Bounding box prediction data
----
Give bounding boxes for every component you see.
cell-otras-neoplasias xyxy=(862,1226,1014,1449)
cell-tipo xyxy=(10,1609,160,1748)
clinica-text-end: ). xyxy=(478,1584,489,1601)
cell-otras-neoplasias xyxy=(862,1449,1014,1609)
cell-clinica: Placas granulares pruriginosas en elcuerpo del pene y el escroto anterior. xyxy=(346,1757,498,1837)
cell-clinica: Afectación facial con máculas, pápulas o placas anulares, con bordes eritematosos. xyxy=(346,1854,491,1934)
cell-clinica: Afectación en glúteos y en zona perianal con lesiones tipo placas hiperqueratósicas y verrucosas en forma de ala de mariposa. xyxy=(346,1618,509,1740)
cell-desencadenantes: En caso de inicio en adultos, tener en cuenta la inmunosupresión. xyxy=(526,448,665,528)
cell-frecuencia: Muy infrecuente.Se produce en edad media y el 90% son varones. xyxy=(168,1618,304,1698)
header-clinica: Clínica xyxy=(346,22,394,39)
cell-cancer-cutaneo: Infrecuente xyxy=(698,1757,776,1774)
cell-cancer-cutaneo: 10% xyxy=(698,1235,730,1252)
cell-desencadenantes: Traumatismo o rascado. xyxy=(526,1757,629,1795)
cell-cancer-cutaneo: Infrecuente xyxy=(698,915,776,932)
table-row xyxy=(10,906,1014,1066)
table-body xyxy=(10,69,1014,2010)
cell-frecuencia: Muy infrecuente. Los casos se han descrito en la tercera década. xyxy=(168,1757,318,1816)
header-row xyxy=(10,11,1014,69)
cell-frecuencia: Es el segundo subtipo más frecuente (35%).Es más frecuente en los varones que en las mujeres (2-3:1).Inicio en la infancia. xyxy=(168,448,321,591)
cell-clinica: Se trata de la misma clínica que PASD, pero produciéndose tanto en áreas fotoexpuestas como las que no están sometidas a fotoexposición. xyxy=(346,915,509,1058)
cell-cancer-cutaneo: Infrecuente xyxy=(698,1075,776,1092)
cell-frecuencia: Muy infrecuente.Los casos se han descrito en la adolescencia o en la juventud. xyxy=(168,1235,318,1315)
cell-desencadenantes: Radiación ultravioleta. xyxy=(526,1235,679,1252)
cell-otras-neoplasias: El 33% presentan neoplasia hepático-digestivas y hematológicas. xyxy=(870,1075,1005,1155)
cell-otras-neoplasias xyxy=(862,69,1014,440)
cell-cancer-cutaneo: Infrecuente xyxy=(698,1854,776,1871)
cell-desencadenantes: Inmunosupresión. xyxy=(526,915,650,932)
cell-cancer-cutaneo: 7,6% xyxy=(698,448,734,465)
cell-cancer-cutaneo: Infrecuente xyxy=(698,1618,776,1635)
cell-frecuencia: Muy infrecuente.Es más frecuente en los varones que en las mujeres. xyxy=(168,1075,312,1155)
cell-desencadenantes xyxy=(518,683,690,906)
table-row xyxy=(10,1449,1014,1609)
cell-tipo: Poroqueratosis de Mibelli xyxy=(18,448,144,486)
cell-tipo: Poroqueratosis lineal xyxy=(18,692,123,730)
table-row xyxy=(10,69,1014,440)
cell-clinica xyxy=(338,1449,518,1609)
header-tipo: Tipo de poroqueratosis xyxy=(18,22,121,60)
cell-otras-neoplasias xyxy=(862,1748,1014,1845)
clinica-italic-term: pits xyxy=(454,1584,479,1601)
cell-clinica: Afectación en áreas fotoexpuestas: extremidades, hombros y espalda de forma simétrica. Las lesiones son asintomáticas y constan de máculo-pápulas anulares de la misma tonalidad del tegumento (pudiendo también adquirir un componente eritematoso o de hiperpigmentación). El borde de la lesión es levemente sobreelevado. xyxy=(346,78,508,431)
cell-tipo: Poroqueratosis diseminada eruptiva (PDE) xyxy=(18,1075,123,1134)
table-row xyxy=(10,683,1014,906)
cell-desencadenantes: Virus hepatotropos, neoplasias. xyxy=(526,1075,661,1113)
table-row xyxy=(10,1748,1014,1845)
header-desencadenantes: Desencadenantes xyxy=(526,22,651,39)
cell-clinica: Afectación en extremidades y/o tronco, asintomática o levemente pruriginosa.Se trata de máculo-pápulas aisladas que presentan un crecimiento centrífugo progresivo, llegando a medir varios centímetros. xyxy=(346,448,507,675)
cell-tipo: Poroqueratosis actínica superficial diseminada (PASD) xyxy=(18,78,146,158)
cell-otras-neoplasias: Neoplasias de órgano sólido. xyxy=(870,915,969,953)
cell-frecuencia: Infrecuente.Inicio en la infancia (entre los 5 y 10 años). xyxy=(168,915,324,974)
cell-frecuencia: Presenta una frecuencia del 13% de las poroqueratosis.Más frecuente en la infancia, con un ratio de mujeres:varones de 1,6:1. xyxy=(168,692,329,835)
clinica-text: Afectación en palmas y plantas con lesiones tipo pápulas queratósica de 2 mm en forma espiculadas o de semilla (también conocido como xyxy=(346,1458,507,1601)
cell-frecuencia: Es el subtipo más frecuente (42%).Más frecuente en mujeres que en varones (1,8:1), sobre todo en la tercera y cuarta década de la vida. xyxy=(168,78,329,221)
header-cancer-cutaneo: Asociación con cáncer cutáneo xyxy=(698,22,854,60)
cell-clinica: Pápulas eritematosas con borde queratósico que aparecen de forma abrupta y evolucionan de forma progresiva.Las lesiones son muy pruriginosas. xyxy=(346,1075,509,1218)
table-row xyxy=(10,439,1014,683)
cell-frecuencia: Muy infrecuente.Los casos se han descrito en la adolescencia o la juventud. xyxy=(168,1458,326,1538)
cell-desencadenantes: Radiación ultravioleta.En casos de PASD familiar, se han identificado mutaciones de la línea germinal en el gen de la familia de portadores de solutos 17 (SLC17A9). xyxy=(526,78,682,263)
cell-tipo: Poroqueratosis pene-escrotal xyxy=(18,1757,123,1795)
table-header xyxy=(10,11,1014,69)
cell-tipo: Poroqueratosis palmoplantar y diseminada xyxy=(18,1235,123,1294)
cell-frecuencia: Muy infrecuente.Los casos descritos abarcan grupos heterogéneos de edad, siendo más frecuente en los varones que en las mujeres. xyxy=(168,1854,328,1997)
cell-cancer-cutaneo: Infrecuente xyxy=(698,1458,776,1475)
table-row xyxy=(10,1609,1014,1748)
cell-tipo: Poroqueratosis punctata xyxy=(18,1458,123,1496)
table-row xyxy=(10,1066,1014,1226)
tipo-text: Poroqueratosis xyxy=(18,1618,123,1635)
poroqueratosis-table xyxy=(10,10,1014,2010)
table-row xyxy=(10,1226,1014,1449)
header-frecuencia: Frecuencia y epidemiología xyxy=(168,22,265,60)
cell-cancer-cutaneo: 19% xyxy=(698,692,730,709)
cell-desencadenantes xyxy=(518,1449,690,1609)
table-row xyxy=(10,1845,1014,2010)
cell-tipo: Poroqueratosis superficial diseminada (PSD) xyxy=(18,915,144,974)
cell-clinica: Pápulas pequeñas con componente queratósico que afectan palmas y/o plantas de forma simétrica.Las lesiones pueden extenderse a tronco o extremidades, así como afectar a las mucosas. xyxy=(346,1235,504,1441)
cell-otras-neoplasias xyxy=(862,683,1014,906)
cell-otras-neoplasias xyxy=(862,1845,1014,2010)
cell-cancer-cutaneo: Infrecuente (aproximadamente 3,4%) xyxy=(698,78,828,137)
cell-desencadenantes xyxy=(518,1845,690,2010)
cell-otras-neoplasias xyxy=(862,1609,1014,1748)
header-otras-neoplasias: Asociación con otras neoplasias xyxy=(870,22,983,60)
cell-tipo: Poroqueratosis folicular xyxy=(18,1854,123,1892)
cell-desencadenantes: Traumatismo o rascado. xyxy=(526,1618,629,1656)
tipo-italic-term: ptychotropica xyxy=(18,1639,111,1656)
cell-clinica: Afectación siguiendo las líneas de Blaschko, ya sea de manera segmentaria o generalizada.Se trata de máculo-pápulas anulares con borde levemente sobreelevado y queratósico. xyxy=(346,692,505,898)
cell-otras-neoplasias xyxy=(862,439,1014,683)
----
Filter the records above down to the lines that hold the string "también".

### EXERCISE ANSWER
cell-clinica: Afectación en áreas fotoexpuestas: extremidades, hombros y espalda de forma simétrica. Las lesiones son asintomáticas y constan de máculo-pápulas anulares de la misma tonalidad del tegumento (pudiendo también adquirir un componente eritematoso o de hiperpigmentación). El borde de la lesión es levemente sobreelevado. xyxy=(346,78,508,431)
clinica-text: Afectación en palmas y plantas con lesiones tipo pápulas queratósica de 2 mm en forma espiculadas o de semilla (también conocido como xyxy=(346,1458,507,1601)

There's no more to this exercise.